- **What is expected**
Skip every image and restate the data word for word.

- **Record set**

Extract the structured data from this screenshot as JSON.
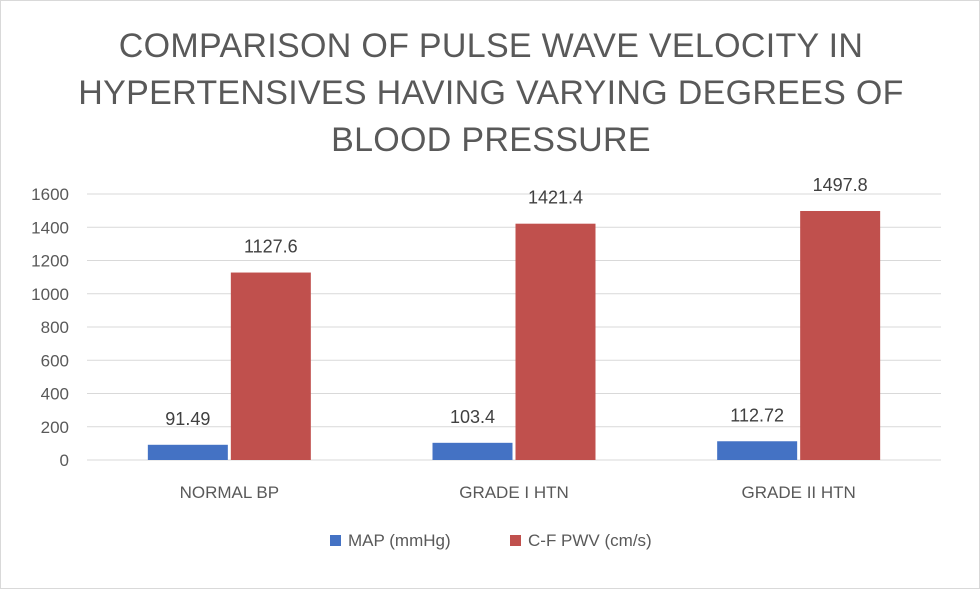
{
  "chart_data": {
    "type": "bar",
    "title_lines": [
      "COMPARISON OF PULSE WAVE VELOCITY IN",
      "HYPERTENSIVES HAVING VARYING DEGREES OF",
      "BLOOD PRESSURE"
    ],
    "categories": [
      "NORMAL BP",
      "GRADE I HTN",
      "GRADE II HTN"
    ],
    "series": [
      {
        "name": "MAP (mmHg)",
        "values": [
          91.49,
          103.4,
          112.72
        ],
        "labels": [
          "91.49",
          "103.4",
          "112.72"
        ],
        "color": "#4472c4"
      },
      {
        "name": "C-F PWV (cm/s)",
        "values": [
          1127.6,
          1421.4,
          1497.8
        ],
        "labels": [
          "1127.6",
          "1421.4",
          "1497.8"
        ],
        "color": "#c0504d"
      }
    ],
    "ylim": [
      0,
      1600
    ],
    "yticks": [
      0,
      200,
      400,
      600,
      800,
      1000,
      1200,
      1400,
      1600
    ],
    "grid": true,
    "legend_position": "bottom"
  }
}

- **Exercise output**
Extract the structured data from this screenshot as JSON.
{
  "chart_data": {
    "type": "bar",
    "title_lines": [
      "COMPARISON OF PULSE WAVE VELOCITY IN",
      "HYPERTENSIVES HAVING VARYING DEGREES OF",
      "BLOOD PRESSURE"
    ],
    "categories": [
      "NORMAL BP",
      "GRADE I HTN",
      "GRADE II HTN"
    ],
    "series": [
      {
        "name": "MAP (mmHg)",
        "values": [
          91.49,
          103.4,
          112.72
        ],
        "labels": [
          "91.49",
          "103.4",
          "112.72"
        ],
        "color": "#4472c4"
      },
      {
        "name": "C-F PWV (cm/s)",
        "values": [
          1127.6,
          1421.4,
          1497.8
        ],
        "labels": [
          "1127.6",
          "1421.4",
          "1497.8"
        ],
        "color": "#c0504d"
      }
    ],
    "ylim": [
      0,
      1600
    ],
    "yticks": [
      0,
      200,
      400,
      600,
      800,
      1000,
      1200,
      1400,
      1600
    ],
    "grid": true,
    "legend_position": "bottom"
  }
}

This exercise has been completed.